What the task requires: Which lines hold the word "price"? Copy each one.

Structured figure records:
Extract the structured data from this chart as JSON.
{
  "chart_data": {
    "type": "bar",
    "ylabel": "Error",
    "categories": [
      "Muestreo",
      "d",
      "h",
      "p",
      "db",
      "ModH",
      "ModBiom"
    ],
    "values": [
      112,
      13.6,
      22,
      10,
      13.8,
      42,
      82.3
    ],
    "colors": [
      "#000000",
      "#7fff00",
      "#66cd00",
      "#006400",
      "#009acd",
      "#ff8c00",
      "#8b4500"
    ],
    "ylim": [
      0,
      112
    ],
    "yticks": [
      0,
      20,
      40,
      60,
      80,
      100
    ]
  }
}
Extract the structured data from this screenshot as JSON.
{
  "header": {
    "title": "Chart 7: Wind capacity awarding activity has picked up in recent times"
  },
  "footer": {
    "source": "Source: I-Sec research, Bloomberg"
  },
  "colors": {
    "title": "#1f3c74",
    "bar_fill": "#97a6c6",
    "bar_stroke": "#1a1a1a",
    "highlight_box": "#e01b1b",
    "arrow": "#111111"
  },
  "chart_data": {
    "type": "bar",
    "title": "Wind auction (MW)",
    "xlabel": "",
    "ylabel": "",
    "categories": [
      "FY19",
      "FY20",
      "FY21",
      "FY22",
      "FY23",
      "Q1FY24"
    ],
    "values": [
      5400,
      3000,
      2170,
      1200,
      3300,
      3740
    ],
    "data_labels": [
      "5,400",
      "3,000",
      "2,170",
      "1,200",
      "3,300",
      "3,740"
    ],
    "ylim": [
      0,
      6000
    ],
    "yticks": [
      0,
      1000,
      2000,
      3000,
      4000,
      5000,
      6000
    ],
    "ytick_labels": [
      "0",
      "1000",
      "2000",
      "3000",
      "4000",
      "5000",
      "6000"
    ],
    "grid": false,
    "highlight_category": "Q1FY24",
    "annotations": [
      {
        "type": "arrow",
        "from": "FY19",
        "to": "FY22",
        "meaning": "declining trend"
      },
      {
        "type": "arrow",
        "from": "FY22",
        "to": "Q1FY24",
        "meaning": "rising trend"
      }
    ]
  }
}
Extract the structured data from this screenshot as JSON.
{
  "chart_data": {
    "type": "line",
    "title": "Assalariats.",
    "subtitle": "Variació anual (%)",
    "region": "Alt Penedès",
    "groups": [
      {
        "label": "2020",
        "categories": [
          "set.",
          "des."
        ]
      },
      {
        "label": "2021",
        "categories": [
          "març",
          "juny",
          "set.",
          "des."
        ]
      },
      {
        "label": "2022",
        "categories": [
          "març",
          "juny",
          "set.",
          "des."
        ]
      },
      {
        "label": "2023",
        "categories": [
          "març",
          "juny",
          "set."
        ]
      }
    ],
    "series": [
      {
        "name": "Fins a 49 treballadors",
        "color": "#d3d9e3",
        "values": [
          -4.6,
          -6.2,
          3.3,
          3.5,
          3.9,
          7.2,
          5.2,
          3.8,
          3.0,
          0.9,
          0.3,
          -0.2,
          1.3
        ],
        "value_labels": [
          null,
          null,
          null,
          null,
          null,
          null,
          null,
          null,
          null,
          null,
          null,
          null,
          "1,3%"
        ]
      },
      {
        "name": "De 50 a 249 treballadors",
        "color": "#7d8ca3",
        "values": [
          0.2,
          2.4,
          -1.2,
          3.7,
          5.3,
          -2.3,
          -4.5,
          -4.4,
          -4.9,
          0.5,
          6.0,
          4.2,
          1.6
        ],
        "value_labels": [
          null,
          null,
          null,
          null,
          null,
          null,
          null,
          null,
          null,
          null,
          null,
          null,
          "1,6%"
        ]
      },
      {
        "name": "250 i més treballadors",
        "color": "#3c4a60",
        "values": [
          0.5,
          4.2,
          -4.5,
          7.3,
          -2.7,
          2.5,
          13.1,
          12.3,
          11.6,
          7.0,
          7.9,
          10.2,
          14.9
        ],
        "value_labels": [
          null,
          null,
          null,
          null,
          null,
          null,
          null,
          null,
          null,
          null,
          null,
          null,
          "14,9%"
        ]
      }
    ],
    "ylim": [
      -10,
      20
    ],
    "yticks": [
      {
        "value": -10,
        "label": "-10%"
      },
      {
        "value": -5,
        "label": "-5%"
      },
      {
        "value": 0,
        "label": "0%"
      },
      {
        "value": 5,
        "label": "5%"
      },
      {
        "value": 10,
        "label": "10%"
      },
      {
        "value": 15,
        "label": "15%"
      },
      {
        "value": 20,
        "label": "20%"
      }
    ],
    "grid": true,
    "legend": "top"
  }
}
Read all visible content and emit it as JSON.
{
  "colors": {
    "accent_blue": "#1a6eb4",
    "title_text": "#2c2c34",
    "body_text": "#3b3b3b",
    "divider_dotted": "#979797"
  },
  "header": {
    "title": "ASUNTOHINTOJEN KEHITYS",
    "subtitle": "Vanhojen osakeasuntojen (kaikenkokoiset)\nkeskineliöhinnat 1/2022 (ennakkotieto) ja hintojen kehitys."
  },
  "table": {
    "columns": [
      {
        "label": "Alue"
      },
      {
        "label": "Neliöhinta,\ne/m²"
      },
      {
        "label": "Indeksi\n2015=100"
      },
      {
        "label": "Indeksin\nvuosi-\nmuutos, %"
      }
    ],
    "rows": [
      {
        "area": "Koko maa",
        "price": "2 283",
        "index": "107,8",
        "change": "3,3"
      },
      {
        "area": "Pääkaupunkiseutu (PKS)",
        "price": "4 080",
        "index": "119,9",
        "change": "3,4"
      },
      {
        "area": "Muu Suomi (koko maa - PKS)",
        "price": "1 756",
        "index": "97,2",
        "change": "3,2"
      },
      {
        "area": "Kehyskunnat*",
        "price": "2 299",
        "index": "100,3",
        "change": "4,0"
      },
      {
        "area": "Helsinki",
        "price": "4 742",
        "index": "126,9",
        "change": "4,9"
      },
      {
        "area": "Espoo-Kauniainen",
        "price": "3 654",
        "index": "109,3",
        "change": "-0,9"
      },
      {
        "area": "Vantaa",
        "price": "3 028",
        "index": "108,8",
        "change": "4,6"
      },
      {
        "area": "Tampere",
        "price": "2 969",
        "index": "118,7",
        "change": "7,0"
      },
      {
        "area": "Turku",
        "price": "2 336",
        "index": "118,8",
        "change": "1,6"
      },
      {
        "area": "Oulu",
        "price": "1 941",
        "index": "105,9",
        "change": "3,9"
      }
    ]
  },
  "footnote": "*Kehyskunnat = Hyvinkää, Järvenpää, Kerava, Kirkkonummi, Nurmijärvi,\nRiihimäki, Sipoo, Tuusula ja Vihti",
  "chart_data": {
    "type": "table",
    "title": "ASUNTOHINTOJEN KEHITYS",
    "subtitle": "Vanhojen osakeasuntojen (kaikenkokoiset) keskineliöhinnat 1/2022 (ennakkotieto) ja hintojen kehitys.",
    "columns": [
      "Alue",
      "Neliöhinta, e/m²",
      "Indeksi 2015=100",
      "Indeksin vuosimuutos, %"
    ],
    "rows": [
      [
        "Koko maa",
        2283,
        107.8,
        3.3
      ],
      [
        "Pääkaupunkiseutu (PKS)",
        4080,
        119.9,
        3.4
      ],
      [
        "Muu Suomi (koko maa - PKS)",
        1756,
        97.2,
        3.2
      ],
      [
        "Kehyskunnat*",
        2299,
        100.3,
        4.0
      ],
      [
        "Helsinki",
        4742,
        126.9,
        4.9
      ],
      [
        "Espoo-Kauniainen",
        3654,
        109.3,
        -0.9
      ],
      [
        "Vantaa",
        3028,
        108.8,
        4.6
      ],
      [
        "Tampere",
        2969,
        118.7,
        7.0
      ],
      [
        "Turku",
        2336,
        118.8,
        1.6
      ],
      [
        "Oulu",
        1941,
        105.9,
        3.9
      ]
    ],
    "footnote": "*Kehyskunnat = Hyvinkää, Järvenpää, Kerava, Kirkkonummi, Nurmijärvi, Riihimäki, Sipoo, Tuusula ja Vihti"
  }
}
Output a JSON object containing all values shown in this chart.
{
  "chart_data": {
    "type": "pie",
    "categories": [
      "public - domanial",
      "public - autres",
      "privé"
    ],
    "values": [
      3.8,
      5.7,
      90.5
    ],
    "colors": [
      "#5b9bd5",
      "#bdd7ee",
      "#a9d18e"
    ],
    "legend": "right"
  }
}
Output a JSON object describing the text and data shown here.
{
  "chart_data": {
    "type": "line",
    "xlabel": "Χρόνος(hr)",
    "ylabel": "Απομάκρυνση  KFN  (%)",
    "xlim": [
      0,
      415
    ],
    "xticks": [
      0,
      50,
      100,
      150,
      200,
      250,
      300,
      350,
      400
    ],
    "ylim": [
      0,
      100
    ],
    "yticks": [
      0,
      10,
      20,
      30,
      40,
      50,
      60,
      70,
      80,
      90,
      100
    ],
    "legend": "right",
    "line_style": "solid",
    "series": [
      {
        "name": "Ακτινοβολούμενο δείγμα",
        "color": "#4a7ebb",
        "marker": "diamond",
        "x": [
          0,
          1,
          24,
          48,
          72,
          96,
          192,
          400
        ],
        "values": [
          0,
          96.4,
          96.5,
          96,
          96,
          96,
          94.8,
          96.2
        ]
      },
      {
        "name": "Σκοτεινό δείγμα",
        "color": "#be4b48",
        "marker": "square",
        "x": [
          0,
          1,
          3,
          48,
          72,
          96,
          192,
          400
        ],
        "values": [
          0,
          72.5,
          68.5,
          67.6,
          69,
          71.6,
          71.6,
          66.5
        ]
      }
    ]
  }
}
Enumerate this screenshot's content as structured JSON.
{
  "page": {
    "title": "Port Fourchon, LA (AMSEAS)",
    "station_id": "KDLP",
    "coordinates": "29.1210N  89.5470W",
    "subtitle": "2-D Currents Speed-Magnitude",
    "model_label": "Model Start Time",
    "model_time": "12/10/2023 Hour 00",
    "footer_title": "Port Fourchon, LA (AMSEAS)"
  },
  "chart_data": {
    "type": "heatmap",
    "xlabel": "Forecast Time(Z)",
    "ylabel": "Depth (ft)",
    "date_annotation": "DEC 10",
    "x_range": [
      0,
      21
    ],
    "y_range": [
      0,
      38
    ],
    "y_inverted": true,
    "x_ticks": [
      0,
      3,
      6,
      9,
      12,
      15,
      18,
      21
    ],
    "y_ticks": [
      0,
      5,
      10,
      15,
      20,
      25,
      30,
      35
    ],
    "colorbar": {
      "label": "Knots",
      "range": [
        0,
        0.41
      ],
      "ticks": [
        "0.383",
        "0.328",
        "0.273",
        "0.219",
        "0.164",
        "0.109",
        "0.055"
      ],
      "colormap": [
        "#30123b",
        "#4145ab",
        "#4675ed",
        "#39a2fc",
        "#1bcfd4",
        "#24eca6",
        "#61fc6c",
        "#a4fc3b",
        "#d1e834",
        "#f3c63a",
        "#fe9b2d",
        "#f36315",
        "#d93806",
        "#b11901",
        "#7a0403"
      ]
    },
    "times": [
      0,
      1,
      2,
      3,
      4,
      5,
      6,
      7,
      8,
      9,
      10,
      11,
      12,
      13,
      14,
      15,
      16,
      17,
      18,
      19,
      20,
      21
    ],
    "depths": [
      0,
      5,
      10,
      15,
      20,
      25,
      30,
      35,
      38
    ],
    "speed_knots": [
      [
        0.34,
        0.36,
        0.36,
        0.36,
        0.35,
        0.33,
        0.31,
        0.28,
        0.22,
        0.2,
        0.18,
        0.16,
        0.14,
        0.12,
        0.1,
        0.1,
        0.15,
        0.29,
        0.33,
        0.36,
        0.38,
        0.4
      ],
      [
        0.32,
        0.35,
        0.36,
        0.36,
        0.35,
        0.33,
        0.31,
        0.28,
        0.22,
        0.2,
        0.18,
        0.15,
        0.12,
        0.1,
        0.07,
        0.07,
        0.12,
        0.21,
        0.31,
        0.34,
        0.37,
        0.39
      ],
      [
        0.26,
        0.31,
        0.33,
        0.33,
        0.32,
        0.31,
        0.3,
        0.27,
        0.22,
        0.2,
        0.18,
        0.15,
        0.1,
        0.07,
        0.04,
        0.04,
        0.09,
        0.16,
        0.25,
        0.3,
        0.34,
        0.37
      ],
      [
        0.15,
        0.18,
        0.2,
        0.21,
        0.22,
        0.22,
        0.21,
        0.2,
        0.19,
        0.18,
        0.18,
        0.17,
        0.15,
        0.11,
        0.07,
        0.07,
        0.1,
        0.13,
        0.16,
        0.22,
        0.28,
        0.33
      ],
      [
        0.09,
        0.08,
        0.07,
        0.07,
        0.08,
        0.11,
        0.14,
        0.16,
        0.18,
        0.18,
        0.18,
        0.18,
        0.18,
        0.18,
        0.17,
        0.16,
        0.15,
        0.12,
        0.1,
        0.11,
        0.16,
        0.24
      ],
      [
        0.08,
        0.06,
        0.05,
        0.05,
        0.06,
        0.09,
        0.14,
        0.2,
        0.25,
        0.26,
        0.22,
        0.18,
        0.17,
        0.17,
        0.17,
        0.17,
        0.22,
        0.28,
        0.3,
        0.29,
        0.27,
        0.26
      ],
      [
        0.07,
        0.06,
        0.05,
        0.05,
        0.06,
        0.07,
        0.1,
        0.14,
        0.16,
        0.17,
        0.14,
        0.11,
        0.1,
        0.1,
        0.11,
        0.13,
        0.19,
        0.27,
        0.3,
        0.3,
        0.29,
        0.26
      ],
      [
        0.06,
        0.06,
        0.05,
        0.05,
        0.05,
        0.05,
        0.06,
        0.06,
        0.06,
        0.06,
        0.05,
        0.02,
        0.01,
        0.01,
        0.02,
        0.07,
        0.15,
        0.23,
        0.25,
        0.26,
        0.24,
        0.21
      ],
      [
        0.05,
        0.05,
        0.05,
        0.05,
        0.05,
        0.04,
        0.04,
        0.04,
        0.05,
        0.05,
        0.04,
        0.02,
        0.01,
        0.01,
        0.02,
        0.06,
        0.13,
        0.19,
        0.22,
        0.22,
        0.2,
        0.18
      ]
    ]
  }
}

Written answer:
        "price": "2 283",
        "price": "4 080",
        "price": "1 756",
        "price": "2 299",
        "price": "4 742",
        "price": "3 654",
        "price": "3 028",
        "price": "2 969",
        "price": "2 336",
        "price": "1 941",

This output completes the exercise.